:: WHAT THIS TASK INVOLVES ::
Work through the following lines and count those that hold the word "title". Reply with that number only.

:: RECORDED DATA ::

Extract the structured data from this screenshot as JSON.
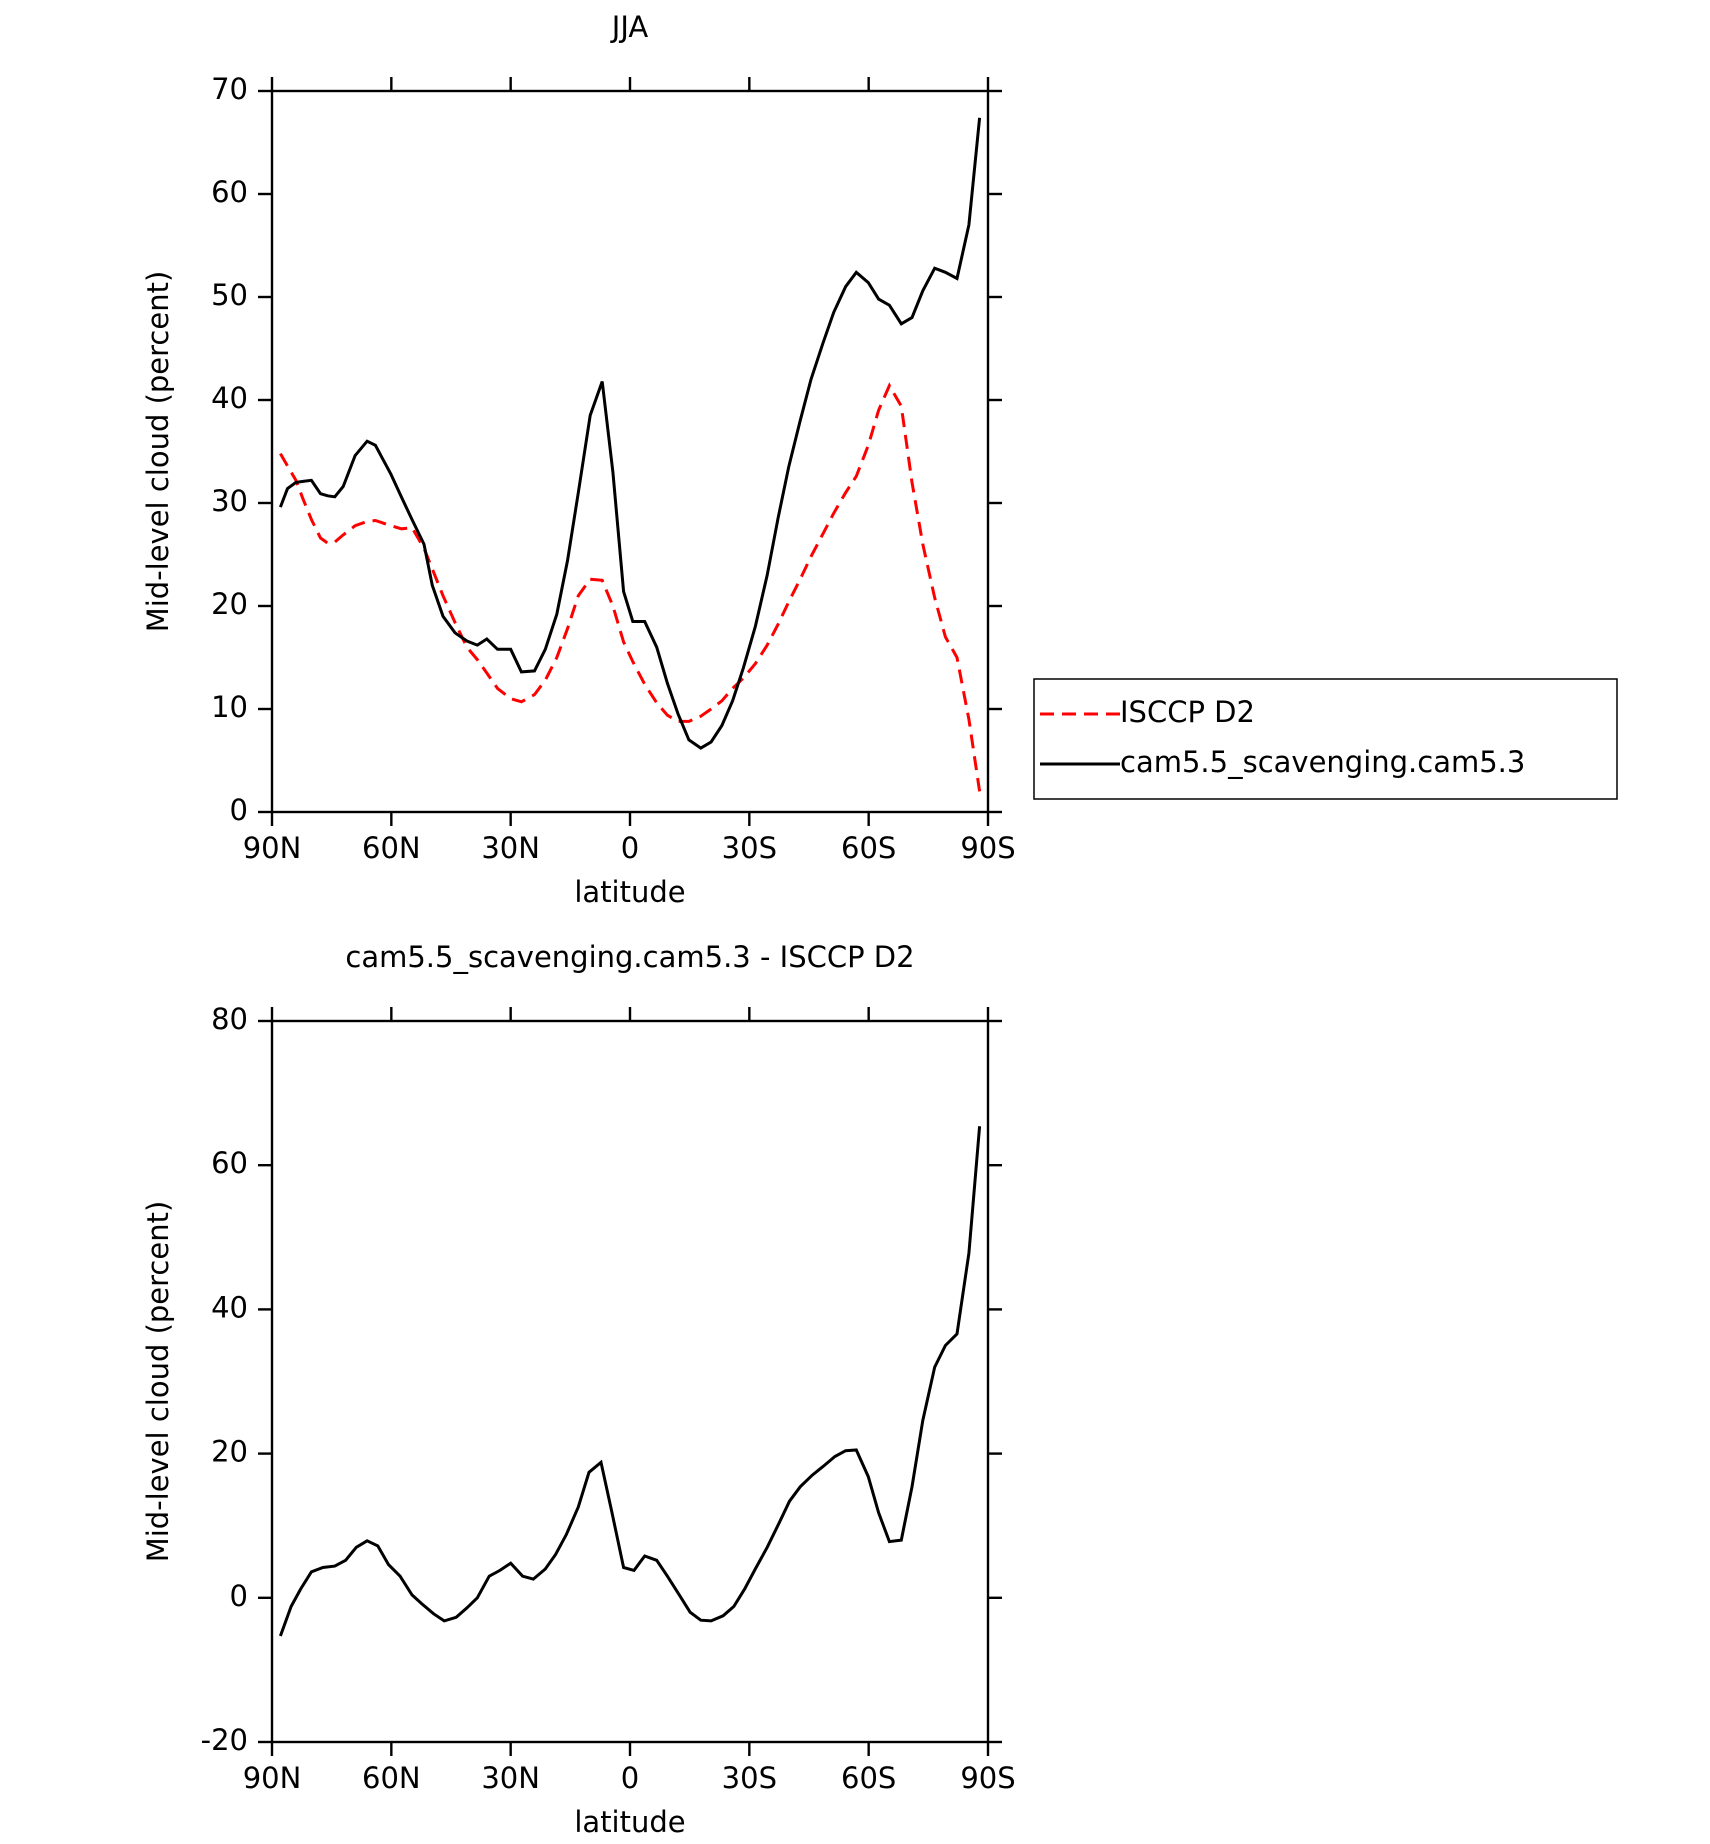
{
  "chart_data": [
    {
      "type": "line",
      "title": "JJA",
      "xlabel": "latitude",
      "ylabel": "Mid-level cloud (percent)",
      "x": [
        87.9,
        86.1,
        84.0,
        82.2,
        80.1,
        77.8,
        76.0,
        74.2,
        72.1,
        69.1,
        66.1,
        64.0,
        60.1,
        57.5,
        54.8,
        51.8,
        49.7,
        47.0,
        44.0,
        41.0,
        38.4,
        36.0,
        33.3,
        30.0,
        27.3,
        24.0,
        21.3,
        18.4,
        15.7,
        13.0,
        10.0,
        7.0,
        4.3,
        1.6,
        -0.7,
        -3.7,
        -6.7,
        -9.4,
        -12.1,
        -14.8,
        -17.8,
        -20.4,
        -23.1,
        -25.8,
        -28.5,
        -31.5,
        -34.5,
        -37.2,
        -39.9,
        -42.8,
        -45.5,
        -48.5,
        -51.2,
        -54.2,
        -56.9,
        -59.9,
        -62.5,
        -65.2,
        -68.2,
        -70.9,
        -73.6,
        -76.6,
        -79.3,
        -82.2,
        -85.2,
        -87.9
      ],
      "series": [
        {
          "name": "ISCCP D2",
          "color": "#ff0000",
          "style": "dashed",
          "values": [
            34.8,
            33.6,
            32.2,
            30.4,
            28.4,
            26.6,
            26.1,
            26.2,
            26.9,
            27.8,
            28.2,
            28.3,
            27.8,
            27.5,
            27.6,
            25.6,
            23.6,
            21,
            18.4,
            16,
            14.8,
            13.5,
            12,
            11,
            10.7,
            11.4,
            12.8,
            15,
            17.8,
            21,
            22.6,
            22.5,
            20,
            16.5,
            14.6,
            12.4,
            10.6,
            9.4,
            8.8,
            8.8,
            9.3,
            10,
            10.8,
            12,
            13,
            14.4,
            16.2,
            18.2,
            20.4,
            22.6,
            24.8,
            27,
            29,
            31,
            32.6,
            35.6,
            39,
            41.4,
            39.4,
            32,
            26,
            20.8,
            17,
            15,
            9,
            2
          ]
        },
        {
          "name": "cam5.5_scavenging.cam5.3",
          "color": "#000000",
          "style": "solid",
          "values": [
            29.6,
            31.4,
            32,
            32.1,
            32.2,
            30.9,
            30.7,
            30.6,
            31.6,
            34.6,
            36,
            35.6,
            32.8,
            30.6,
            28.4,
            26,
            22,
            19,
            17.4,
            16.6,
            16.2,
            16.8,
            15.8,
            15.8,
            13.6,
            13.7,
            15.8,
            19.2,
            24.4,
            31,
            38.5,
            41.8,
            33,
            21.4,
            18.5,
            18.5,
            16,
            12.5,
            9.5,
            7,
            6.2,
            6.8,
            8.4,
            10.8,
            14,
            18,
            23,
            28.5,
            33.5,
            38,
            42,
            45.5,
            48.5,
            51,
            52.4,
            51.4,
            49.8,
            49.2,
            47.4,
            48,
            50.6,
            52.8,
            52.4,
            51.8,
            57,
            67.4
          ]
        }
      ],
      "xlim": [
        90,
        -90
      ],
      "xticks": [
        {
          "value": 90,
          "label": "90N"
        },
        {
          "value": 60,
          "label": "60N"
        },
        {
          "value": 30,
          "label": "30N"
        },
        0,
        {
          "value": -30,
          "label": "30S"
        },
        {
          "value": -60,
          "label": "60S"
        },
        {
          "value": -90,
          "label": "90S"
        }
      ],
      "ylim": [
        0,
        70
      ],
      "yticks": [
        0,
        10,
        20,
        30,
        40,
        50,
        60,
        70
      ],
      "legend": "right"
    },
    {
      "type": "line",
      "title": "cam5.5_scavenging.cam5.3 - ISCCP D2",
      "xlabel": "latitude",
      "ylabel": "Mid-level cloud (percent)",
      "x": [
        87.9,
        85.2,
        82.8,
        80.1,
        77.2,
        74.2,
        71.5,
        68.8,
        66.1,
        63.4,
        60.7,
        57.8,
        54.8,
        52.4,
        49.4,
        46.7,
        43.7,
        41.0,
        38.4,
        35.4,
        32.7,
        30.0,
        27.0,
        24.3,
        21.3,
        18.7,
        16.0,
        13.0,
        10.3,
        7.3,
        4.6,
        1.6,
        -1.0,
        -3.7,
        -6.7,
        -9.4,
        -12.4,
        -15.1,
        -17.8,
        -20.4,
        -23.4,
        -26.1,
        -28.8,
        -31.5,
        -34.5,
        -37.5,
        -40.1,
        -42.8,
        -45.8,
        -48.5,
        -51.5,
        -54.2,
        -56.9,
        -59.9,
        -62.5,
        -65.2,
        -68.2,
        -70.9,
        -73.6,
        -76.6,
        -79.3,
        -82.2,
        -85.2,
        -87.9
      ],
      "series": [
        {
          "color": "#000000",
          "style": "solid",
          "values": [
            -5.3,
            -1.2,
            1.2,
            3.6,
            4.2,
            4.4,
            5.2,
            7,
            7.9,
            7.2,
            4.6,
            3,
            0.4,
            -0.8,
            -2.2,
            -3.2,
            -2.7,
            -1.4,
            0,
            3,
            3.8,
            4.8,
            3,
            2.6,
            4,
            6,
            8.8,
            12.6,
            17.4,
            18.8,
            12,
            4.2,
            3.8,
            5.8,
            5.2,
            3,
            0.4,
            -2,
            -3.1,
            -3.2,
            -2.5,
            -1.2,
            1.2,
            4,
            7,
            10.4,
            13.4,
            15.4,
            17,
            18.2,
            19.6,
            20.4,
            20.5,
            16.8,
            11.8,
            7.8,
            8,
            15.4,
            24.6,
            32,
            35,
            36.6,
            47.8,
            65.4
          ]
        }
      ],
      "xlim": [
        90,
        -90
      ],
      "xticks": [
        {
          "value": 90,
          "label": "90N"
        },
        {
          "value": 60,
          "label": "60N"
        },
        {
          "value": 30,
          "label": "30N"
        },
        0,
        {
          "value": -30,
          "label": "30S"
        },
        {
          "value": -60,
          "label": "60S"
        },
        {
          "value": -90,
          "label": "90S"
        }
      ],
      "ylim": [
        -20,
        80
      ],
      "yticks": [
        -20,
        0,
        20,
        40,
        60,
        80
      ]
    }
  ]
}
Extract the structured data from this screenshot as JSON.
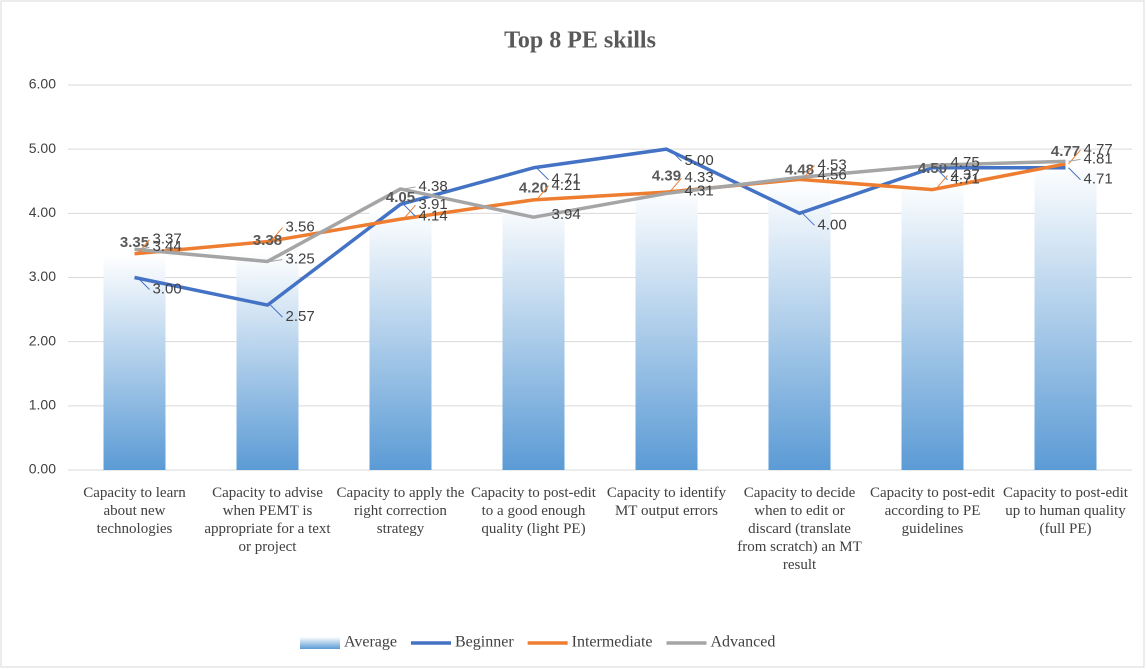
{
  "chart_data": {
    "type": "bar_line",
    "title": "Top 8 PE skills",
    "categories": [
      "Capacity to learn about new technologies",
      "Capacity to advise when PEMT is appropriate for a text or project",
      "Capacity to apply the right correction strategy",
      "Capacity to post-edit to a good enough quality (light PE)",
      "Capacity to identify MT output errors",
      "Capacity to decide when to edit or discard (translate from scratch) an MT result",
      "Capacity to post-edit according to PE guidelines",
      "Capacity to post-edit up to human quality (full PE)"
    ],
    "series": [
      {
        "name": "Average",
        "type": "bar",
        "color": "#5b9bd5",
        "values": [
          3.35,
          3.38,
          4.05,
          4.2,
          4.39,
          4.48,
          4.5,
          4.77
        ],
        "value_labels": [
          "3.35",
          "3.38",
          "4.05",
          "4.20",
          "4.39",
          "4.48",
          "4.50",
          "4.77"
        ]
      },
      {
        "name": "Beginner",
        "type": "line",
        "color": "#4472c4",
        "values": [
          3,
          2.57,
          4.14,
          4.71,
          5,
          4,
          4.71,
          4.71
        ],
        "value_labels": [
          "3.00",
          "2.57",
          "4.14",
          "4.71",
          "5.00",
          "4.00",
          "4.71",
          "4.71"
        ]
      },
      {
        "name": "Intermediate",
        "type": "line",
        "color": "#ed7d31",
        "values": [
          3.37,
          3.56,
          3.91,
          4.21,
          4.33,
          4.53,
          4.37,
          4.77
        ],
        "value_labels": [
          "3.37",
          "3.56",
          "3.91",
          "4.21",
          "4.33",
          "4.53",
          "4.37",
          "4.77"
        ]
      },
      {
        "name": "Advanced",
        "type": "line",
        "color": "#a5a5a5",
        "values": [
          3.44,
          3.25,
          4.38,
          3.94,
          4.31,
          4.56,
          4.75,
          4.81
        ],
        "value_labels": [
          "3.44",
          "3.25",
          "4.38",
          "3.94",
          "4.31",
          "4.56",
          "4.75",
          "4.81"
        ]
      }
    ],
    "ylim": [
      0,
      6
    ],
    "yticks": [
      {
        "value": 0,
        "label": "0.00"
      },
      {
        "value": 1,
        "label": "1.00"
      },
      {
        "value": 2,
        "label": "2.00"
      },
      {
        "value": 3,
        "label": "3.00"
      },
      {
        "value": 4,
        "label": "4.00"
      },
      {
        "value": 5,
        "label": "5.00"
      },
      {
        "value": 6,
        "label": "6.00"
      }
    ],
    "grid": true,
    "legend": "bottom"
  }
}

:: RESULT OF THIS EXERCISE ::
3